## Supplied information

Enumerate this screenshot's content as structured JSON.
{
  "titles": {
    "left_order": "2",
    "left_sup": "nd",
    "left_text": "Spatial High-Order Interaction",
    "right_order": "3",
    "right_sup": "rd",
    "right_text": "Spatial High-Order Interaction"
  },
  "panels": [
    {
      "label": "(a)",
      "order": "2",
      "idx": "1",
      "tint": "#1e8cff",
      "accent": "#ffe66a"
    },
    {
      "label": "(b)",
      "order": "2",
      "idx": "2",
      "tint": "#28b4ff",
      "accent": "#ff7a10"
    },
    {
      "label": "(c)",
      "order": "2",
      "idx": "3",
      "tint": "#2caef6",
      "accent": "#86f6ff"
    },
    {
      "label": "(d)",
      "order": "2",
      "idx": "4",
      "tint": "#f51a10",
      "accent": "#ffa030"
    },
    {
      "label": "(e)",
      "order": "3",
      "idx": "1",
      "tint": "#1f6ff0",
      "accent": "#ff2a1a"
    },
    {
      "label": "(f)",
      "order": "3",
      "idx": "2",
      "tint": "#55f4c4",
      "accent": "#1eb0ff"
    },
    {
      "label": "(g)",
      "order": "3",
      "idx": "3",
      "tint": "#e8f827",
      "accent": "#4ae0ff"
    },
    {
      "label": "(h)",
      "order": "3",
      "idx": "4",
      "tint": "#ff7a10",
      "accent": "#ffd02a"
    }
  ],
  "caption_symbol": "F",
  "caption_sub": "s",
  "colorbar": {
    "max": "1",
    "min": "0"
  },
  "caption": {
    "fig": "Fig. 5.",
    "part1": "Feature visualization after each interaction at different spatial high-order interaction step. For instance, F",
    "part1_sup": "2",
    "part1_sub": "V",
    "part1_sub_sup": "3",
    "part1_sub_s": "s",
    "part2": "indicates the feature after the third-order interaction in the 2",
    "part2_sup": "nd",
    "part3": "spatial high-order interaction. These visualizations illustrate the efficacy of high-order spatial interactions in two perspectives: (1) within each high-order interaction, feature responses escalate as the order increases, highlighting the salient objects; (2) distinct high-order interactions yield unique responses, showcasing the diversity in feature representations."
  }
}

## Short exercise
Emit the records above again, exactly, with no line skipped.

## In response
Enumerate this screenshot's content as structured JSON.
{
  "titles": {
    "left_order": "2",
    "left_sup": "nd",
    "left_text": "Spatial High-Order Interaction",
    "right_order": "3",
    "right_sup": "rd",
    "right_text": "Spatial High-Order Interaction"
  },
  "panels": [
    {
      "label": "(a)",
      "order": "2",
      "idx": "1",
      "tint": "#1e8cff",
      "accent": "#ffe66a"
    },
    {
      "label": "(b)",
      "order": "2",
      "idx": "2",
      "tint": "#28b4ff",
      "accent": "#ff7a10"
    },
    {
      "label": "(c)",
      "order": "2",
      "idx": "3",
      "tint": "#2caef6",
      "accent": "#86f6ff"
    },
    {
      "label": "(d)",
      "order": "2",
      "idx": "4",
      "tint": "#f51a10",
      "accent": "#ffa030"
    },
    {
      "label": "(e)",
      "order": "3",
      "idx": "1",
      "tint": "#1f6ff0",
      "accent": "#ff2a1a"
    },
    {
      "label": "(f)",
      "order": "3",
      "idx": "2",
      "tint": "#55f4c4",
      "accent": "#1eb0ff"
    },
    {
      "label": "(g)",
      "order": "3",
      "idx": "3",
      "tint": "#e8f827",
      "accent": "#4ae0ff"
    },
    {
      "label": "(h)",
      "order": "3",
      "idx": "4",
      "tint": "#ff7a10",
      "accent": "#ffd02a"
    }
  ],
  "caption_symbol": "F",
  "caption_sub": "s",
  "colorbar": {
    "max": "1",
    "min": "0"
  },
  "caption": {
    "fig": "Fig. 5.",
    "part1": "Feature visualization after each interaction at different spatial high-order interaction step. For instance, F",
    "part1_sup": "2",
    "part1_sub": "V",
    "part1_sub_sup": "3",
    "part1_sub_s": "s",
    "part2": "indicates the feature after the third-order interaction in the 2",
    "part2_sup": "nd",
    "part3": "spatial high-order interaction. These visualizations illustrate the efficacy of high-order spatial interactions in two perspectives: (1) within each high-order interaction, feature responses escalate as the order increases, highlighting the salient objects; (2) distinct high-order interactions yield unique responses, showcasing the diversity in feature representations."
  }
}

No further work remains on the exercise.